• OBJECTIVE
Return, character for character, the lines from the one bearing "Read all visible content and emit it as JSON." through the end of the material. Omit everything before that line.
--- Start DATASET ---
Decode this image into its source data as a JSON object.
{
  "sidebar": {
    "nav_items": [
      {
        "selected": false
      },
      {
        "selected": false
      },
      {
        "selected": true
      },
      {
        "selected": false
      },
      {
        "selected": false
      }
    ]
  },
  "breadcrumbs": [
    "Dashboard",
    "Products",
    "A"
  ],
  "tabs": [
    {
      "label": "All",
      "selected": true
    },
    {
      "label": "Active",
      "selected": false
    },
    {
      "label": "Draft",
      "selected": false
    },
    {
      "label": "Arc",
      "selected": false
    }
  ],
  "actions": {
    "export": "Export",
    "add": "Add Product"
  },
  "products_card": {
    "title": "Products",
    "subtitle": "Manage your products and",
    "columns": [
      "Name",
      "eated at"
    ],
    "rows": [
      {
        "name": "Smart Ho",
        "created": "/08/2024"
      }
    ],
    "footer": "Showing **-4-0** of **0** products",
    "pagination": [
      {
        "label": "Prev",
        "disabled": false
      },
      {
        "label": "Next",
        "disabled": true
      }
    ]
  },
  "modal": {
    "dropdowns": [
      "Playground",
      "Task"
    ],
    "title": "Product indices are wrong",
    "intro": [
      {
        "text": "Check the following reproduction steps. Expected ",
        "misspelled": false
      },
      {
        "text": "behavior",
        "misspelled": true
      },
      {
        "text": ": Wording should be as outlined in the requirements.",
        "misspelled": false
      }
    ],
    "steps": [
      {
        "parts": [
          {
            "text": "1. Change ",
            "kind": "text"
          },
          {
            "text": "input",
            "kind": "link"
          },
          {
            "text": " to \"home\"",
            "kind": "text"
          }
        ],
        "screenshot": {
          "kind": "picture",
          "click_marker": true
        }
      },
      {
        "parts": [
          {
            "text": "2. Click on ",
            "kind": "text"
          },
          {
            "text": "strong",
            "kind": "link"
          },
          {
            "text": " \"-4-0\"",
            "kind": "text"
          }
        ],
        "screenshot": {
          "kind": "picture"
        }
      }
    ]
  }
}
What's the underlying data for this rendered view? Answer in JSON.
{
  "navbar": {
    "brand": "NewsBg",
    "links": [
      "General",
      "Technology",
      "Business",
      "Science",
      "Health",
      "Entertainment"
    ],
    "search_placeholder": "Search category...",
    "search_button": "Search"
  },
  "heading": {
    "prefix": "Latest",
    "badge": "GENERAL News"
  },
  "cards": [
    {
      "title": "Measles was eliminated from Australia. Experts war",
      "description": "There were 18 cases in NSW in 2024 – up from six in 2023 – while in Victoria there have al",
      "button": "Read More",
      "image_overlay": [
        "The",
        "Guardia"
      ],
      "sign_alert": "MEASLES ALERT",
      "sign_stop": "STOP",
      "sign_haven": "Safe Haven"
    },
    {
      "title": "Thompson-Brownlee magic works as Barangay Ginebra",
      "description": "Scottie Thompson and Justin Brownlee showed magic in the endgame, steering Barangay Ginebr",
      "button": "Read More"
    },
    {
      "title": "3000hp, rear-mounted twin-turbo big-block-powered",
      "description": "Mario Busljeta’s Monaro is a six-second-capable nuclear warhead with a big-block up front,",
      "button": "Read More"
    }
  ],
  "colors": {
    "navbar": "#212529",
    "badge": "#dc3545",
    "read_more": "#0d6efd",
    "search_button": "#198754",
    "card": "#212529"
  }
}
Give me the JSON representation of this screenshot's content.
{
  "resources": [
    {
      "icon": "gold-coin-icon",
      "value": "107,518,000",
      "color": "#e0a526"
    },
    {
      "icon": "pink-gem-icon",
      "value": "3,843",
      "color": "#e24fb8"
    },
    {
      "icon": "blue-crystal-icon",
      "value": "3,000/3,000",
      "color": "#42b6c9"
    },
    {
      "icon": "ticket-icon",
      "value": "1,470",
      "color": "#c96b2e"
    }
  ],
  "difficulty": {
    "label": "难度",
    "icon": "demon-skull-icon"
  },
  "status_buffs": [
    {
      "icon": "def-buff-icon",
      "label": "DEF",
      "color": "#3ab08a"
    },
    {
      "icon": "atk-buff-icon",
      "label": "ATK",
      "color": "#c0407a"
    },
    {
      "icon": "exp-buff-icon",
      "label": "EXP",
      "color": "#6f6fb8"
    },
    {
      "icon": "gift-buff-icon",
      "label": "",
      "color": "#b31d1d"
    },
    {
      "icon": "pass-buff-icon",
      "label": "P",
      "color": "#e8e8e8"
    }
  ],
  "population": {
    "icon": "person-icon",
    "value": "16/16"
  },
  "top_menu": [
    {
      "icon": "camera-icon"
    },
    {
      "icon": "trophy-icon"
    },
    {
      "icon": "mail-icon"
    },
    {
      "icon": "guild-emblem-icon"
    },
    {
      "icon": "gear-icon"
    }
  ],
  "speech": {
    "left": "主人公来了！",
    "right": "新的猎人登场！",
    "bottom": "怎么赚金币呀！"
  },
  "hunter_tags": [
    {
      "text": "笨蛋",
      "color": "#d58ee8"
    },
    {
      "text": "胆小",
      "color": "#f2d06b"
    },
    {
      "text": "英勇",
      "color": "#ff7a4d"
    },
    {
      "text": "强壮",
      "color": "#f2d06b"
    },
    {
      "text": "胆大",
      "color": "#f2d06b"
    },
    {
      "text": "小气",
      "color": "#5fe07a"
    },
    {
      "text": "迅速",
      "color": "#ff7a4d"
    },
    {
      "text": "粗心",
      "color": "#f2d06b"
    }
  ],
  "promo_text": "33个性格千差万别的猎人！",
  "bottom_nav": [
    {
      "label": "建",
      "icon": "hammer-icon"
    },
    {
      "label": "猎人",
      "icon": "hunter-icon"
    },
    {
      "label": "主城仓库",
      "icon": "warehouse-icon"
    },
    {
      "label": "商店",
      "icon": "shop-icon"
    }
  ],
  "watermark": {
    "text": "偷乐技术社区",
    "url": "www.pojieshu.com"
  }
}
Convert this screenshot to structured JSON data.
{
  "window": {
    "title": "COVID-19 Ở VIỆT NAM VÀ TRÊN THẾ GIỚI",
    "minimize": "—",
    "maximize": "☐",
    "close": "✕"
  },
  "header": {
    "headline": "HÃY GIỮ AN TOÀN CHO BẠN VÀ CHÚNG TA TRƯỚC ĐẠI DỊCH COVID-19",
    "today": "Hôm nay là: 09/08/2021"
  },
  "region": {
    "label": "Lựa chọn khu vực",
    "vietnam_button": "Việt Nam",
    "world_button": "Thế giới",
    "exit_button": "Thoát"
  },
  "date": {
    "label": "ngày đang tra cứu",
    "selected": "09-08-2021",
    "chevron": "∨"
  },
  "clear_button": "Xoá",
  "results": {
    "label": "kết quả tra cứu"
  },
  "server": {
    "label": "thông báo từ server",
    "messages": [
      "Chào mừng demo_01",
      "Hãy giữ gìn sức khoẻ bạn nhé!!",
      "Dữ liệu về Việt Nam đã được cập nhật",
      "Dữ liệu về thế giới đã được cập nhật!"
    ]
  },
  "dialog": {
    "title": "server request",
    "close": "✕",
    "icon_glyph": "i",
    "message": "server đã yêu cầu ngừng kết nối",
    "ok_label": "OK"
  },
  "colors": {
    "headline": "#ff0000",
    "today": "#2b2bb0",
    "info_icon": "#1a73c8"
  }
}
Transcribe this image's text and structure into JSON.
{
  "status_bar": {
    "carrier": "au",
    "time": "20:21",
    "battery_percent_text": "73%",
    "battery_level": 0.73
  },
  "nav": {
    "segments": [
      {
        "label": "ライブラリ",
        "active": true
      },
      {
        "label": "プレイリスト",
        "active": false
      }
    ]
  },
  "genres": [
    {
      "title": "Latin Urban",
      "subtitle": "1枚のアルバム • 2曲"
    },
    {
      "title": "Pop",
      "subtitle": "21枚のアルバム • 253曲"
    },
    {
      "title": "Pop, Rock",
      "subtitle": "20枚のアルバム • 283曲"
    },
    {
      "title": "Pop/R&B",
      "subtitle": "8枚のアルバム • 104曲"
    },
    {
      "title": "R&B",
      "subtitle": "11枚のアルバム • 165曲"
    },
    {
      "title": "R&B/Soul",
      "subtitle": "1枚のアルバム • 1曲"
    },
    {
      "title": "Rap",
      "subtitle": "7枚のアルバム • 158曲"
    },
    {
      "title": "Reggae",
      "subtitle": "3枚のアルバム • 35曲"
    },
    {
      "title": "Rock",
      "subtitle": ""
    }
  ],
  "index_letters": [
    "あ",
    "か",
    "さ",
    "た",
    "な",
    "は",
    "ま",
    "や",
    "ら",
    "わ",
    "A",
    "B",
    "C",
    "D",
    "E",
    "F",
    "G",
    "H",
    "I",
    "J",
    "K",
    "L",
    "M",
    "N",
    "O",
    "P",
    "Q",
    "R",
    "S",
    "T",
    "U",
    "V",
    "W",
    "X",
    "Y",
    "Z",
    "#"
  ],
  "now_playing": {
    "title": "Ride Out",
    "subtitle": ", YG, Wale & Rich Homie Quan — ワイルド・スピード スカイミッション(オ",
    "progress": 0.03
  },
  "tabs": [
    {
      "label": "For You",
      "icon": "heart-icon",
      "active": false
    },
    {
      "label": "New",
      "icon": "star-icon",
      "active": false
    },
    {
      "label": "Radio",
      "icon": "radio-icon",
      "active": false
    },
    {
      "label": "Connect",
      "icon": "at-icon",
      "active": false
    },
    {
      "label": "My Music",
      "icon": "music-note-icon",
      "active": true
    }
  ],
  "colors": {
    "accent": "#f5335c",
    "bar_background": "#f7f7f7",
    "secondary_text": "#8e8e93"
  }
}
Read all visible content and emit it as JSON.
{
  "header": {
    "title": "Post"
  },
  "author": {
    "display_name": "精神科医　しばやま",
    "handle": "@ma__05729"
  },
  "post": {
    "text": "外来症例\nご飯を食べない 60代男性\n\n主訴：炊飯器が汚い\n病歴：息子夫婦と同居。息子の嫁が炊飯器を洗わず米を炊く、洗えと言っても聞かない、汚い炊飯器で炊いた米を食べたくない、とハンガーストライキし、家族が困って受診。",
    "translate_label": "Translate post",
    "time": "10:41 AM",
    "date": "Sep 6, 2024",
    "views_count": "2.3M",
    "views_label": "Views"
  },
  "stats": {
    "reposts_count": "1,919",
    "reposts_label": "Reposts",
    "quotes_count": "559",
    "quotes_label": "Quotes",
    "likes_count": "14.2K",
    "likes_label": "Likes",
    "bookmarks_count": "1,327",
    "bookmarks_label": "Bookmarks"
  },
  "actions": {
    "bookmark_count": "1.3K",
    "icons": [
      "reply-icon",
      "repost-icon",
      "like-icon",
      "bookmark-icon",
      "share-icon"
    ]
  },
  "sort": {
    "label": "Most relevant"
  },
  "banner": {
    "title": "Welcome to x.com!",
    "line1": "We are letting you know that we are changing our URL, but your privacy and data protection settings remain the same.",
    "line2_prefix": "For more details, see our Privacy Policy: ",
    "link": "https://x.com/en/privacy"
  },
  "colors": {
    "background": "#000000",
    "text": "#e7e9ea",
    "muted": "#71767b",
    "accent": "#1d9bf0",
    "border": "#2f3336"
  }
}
--- End DATASET ---
• RESPONSE TO THE EXERCISE
Read all visible content and emit it as JSON.
{
  "header": {
    "title": "Post"
  },
  "author": {
    "display_name": "精神科医　しばやま",
    "handle": "@ma__05729"
  },
  "post": {
    "text": "外来症例\nご飯を食べない 60代男性\n\n主訴：炊飯器が汚い\n病歴：息子夫婦と同居。息子の嫁が炊飯器を洗わず米を炊く、洗えと言っても聞かない、汚い炊飯器で炊いた米を食べたくない、とハンガーストライキし、家族が困って受診。",
    "translate_label": "Translate post",
    "time": "10:41 AM",
    "date": "Sep 6, 2024",
    "views_count": "2.3M",
    "views_label": "Views"
  },
  "stats": {
    "reposts_count": "1,919",
    "reposts_label": "Reposts",
    "quotes_count": "559",
    "quotes_label": "Quotes",
    "likes_count": "14.2K",
    "likes_label": "Likes",
    "bookmarks_count": "1,327",
    "bookmarks_label": "Bookmarks"
  },
  "actions": {
    "bookmark_count": "1.3K",
    "icons": [
      "reply-icon",
      "repost-icon",
      "like-icon",
      "bookmark-icon",
      "share-icon"
    ]
  },
  "sort": {
    "label": "Most relevant"
  },
  "banner": {
    "title": "Welcome to x.com!",
    "line1": "We are letting you know that we are changing our URL, but your privacy and data protection settings remain the same.",
    "line2_prefix": "For more details, see our Privacy Policy: ",
    "link": "https://x.com/en/privacy"
  },
  "colors": {
    "background": "#000000",
    "text": "#e7e9ea",
    "muted": "#71767b",
    "accent": "#1d9bf0",
    "border": "#2f3336"
  }
}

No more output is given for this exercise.